◆ Exercise ◆
Restate the whole listing exactly.

* * * * * * *

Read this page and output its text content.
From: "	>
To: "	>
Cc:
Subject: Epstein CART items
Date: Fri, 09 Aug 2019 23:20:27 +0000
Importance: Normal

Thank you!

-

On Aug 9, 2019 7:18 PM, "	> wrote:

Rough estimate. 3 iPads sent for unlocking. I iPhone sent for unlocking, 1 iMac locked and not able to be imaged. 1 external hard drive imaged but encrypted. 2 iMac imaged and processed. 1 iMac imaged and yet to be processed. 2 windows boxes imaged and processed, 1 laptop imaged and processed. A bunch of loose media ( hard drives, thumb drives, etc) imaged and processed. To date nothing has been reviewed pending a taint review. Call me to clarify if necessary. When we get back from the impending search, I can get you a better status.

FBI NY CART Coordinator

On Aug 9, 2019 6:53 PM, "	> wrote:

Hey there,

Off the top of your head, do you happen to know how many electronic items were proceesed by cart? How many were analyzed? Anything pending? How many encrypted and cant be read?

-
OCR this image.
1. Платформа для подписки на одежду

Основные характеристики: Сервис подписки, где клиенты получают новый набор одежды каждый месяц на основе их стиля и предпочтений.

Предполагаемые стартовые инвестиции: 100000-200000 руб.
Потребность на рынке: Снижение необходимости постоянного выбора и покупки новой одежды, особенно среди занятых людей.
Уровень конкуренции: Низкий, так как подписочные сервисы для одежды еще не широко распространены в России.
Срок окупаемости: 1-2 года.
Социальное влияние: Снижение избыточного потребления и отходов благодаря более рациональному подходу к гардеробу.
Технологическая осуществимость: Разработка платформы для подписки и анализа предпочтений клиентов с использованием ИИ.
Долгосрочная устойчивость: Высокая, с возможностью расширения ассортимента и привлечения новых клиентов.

* * * * * * *

◆ Full response ◆
Read this page and output its text content.
From: "	>
To: "	>
Cc:
Subject: Epstein CART items
Date: Fri, 09 Aug 2019 23:20:27 +0000
Importance: Normal

Thank you!

-

On Aug 9, 2019 7:18 PM, "	> wrote:

Rough estimate. 3 iPads sent for unlocking. I iPhone sent for unlocking, 1 iMac locked and not able to be imaged. 1 external hard drive imaged but encrypted. 2 iMac imaged and processed. 1 iMac imaged and yet to be processed. 2 windows boxes imaged and processed, 1 laptop imaged and processed. A bunch of loose media ( hard drives, thumb drives, etc) imaged and processed. To date nothing has been reviewed pending a taint review. Call me to clarify if necessary. When we get back from the impending search, I can get you a better status.

FBI NY CART Coordinator

On Aug 9, 2019 6:53 PM, "	> wrote:

Hey there,

Off the top of your head, do you happen to know how many electronic items were proceesed by cart? How many were analyzed? Anything pending? How many encrypted and cant be read?

-
OCR this image.
1. Платформа для подписки на одежду

Основные характеристики: Сервис подписки, где клиенты получают новый набор одежды каждый месяц на основе их стиля и предпочтений.

Предполагаемые стартовые инвестиции: 100000-200000 руб.
Потребность на рынке: Снижение необходимости постоянного выбора и покупки новой одежды, особенно среди занятых людей.
Уровень конкуренции: Низкий, так как подписочные сервисы для одежды еще не широко распространены в России.
Срок окупаемости: 1-2 года.
Социальное влияние: Снижение избыточного потребления и отходов благодаря более рациональному подходу к гардеробу.
Технологическая осуществимость: Разработка платформы для подписки и анализа предпочтений клиентов с использованием ИИ.
Долгосрочная устойчивость: Высокая, с возможностью расширения ассортимента и привлечения новых клиентов.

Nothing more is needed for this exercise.